(RECORDS FOR PROCESSING)

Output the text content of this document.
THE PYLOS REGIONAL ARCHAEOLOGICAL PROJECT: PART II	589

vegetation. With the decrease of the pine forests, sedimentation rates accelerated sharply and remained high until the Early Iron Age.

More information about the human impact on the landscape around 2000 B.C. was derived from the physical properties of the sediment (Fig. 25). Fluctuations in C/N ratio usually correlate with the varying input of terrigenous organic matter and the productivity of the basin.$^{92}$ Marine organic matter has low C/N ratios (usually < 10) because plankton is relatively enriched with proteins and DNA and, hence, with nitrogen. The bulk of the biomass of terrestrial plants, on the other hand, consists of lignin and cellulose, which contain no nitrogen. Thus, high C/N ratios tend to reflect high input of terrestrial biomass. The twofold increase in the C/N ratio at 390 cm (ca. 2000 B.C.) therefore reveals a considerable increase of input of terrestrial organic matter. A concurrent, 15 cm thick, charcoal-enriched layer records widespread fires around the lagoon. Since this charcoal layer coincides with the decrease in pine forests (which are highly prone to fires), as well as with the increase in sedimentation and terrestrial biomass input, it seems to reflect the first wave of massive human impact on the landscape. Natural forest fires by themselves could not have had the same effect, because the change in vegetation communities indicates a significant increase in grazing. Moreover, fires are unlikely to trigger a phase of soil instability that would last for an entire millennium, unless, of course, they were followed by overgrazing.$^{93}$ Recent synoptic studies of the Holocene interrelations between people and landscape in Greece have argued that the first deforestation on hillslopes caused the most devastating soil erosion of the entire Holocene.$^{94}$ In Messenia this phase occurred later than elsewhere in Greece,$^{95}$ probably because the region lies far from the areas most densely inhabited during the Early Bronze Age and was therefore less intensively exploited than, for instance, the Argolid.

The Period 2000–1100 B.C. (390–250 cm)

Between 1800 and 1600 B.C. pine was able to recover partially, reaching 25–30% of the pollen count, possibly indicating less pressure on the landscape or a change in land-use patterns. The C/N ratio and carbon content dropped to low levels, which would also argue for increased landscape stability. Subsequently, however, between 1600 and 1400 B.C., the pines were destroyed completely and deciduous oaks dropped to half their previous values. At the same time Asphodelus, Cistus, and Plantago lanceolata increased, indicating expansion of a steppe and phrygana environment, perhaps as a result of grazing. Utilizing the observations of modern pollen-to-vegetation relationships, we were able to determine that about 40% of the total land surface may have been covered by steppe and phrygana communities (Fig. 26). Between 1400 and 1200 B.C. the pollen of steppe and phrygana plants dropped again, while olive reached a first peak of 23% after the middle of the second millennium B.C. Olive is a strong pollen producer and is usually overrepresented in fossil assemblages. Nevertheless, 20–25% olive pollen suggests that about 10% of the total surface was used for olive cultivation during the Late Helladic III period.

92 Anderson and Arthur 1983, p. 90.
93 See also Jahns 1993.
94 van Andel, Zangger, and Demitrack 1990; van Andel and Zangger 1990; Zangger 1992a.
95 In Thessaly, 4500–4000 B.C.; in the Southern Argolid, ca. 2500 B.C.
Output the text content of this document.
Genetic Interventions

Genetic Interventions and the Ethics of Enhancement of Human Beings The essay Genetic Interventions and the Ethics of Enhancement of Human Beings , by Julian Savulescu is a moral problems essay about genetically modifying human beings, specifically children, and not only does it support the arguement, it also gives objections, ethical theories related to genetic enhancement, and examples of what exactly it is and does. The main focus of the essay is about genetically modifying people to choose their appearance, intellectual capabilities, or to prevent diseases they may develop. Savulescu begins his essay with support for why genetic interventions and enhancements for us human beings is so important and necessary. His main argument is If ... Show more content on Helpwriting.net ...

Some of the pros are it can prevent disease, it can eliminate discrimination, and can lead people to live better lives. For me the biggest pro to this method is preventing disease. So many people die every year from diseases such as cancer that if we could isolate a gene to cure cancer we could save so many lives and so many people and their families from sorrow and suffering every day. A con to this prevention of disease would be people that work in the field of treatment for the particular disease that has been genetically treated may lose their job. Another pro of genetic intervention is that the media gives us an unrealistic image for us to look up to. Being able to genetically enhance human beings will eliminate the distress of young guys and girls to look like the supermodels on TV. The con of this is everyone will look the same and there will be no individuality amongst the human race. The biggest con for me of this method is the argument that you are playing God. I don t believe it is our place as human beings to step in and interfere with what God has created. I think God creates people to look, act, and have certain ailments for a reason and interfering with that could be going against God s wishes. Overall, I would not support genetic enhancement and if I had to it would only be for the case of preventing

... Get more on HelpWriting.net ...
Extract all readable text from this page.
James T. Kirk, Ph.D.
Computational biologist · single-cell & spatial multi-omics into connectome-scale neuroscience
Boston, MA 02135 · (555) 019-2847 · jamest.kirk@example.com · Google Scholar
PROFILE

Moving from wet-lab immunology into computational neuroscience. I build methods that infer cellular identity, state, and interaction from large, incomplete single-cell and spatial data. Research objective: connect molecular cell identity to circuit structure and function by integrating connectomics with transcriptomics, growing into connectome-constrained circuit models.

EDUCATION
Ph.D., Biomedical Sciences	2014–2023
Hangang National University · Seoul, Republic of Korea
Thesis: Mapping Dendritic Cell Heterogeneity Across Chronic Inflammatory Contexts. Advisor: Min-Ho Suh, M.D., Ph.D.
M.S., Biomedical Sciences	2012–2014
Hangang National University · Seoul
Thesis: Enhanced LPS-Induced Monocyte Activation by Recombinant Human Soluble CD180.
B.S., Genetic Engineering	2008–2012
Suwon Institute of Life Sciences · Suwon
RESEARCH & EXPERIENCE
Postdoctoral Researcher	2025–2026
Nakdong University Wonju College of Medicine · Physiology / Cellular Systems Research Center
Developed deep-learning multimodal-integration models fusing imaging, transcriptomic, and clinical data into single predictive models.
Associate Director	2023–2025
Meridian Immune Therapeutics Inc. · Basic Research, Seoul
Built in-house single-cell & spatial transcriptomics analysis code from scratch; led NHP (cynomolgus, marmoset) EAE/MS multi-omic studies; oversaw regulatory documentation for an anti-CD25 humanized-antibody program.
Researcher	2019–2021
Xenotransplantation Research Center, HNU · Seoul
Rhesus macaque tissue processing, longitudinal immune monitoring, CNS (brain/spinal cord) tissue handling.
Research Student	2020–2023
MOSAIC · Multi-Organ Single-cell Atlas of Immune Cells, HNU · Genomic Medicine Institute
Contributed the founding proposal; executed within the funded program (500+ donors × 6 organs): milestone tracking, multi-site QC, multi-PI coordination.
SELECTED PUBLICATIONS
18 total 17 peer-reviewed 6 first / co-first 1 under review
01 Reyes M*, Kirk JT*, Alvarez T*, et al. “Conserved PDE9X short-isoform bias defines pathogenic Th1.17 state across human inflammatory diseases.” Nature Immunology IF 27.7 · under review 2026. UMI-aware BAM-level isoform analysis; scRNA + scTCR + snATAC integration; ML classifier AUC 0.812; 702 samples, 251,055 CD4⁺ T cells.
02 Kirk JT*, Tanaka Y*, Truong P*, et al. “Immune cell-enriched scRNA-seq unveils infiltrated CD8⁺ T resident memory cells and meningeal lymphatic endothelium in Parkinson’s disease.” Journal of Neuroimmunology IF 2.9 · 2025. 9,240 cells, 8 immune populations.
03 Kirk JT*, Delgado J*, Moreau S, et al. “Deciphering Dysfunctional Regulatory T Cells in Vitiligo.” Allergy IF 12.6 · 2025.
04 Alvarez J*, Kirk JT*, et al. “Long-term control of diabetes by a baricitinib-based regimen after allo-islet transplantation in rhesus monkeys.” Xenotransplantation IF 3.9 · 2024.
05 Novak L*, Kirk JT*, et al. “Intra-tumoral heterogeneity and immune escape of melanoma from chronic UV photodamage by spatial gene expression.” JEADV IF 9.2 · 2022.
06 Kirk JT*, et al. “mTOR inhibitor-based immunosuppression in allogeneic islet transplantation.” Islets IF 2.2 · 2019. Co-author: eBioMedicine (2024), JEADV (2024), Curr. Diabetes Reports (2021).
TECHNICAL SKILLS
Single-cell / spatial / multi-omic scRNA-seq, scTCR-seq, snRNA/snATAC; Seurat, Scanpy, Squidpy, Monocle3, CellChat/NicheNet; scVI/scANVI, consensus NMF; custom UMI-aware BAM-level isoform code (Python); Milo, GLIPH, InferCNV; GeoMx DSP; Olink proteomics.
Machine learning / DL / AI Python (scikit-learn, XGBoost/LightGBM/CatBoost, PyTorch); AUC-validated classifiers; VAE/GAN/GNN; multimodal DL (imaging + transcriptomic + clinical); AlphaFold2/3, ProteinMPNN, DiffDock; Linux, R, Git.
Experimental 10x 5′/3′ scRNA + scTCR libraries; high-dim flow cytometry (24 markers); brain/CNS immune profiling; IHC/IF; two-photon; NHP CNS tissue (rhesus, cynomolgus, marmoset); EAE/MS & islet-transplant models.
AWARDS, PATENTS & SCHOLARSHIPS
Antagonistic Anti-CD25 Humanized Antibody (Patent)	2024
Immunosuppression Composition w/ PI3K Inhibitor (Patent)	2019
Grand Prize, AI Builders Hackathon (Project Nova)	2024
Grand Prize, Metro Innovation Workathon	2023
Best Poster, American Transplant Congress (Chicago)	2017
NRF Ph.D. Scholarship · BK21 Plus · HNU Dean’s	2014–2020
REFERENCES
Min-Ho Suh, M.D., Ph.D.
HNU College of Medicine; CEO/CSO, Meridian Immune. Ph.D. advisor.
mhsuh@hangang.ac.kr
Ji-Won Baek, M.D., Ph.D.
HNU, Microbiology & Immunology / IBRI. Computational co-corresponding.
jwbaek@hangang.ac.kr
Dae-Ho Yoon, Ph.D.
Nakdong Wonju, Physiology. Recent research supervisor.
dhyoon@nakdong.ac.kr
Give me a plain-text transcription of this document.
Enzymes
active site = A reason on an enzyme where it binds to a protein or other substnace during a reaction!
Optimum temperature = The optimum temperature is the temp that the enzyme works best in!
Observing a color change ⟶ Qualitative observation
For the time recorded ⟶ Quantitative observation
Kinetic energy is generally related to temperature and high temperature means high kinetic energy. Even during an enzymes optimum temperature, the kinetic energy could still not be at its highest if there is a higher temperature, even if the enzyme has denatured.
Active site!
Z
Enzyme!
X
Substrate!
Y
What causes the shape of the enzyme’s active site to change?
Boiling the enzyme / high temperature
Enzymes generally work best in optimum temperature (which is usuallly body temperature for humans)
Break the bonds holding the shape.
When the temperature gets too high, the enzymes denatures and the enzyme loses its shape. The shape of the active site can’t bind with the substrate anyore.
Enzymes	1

(End RECORDS FOR PROCESSING)

▶ [REQUIREMENT] Scan the records for the word "connectome", and copy each line where it is found.

▶ [SOLUTION TO THE PROBLEM]
Computational biologist · single-cell & spatial multi-omics into connectome-scale neuroscience
Moving from wet-lab immunology into computational neuroscience. I build methods that infer cellular identity, state, and interaction from large, incomplete single-cell and spatial data. Research objective: connect molecular cell identity to circuit structure and function by integrating connectomics with transcriptomics, growing into connectome-constrained circuit models.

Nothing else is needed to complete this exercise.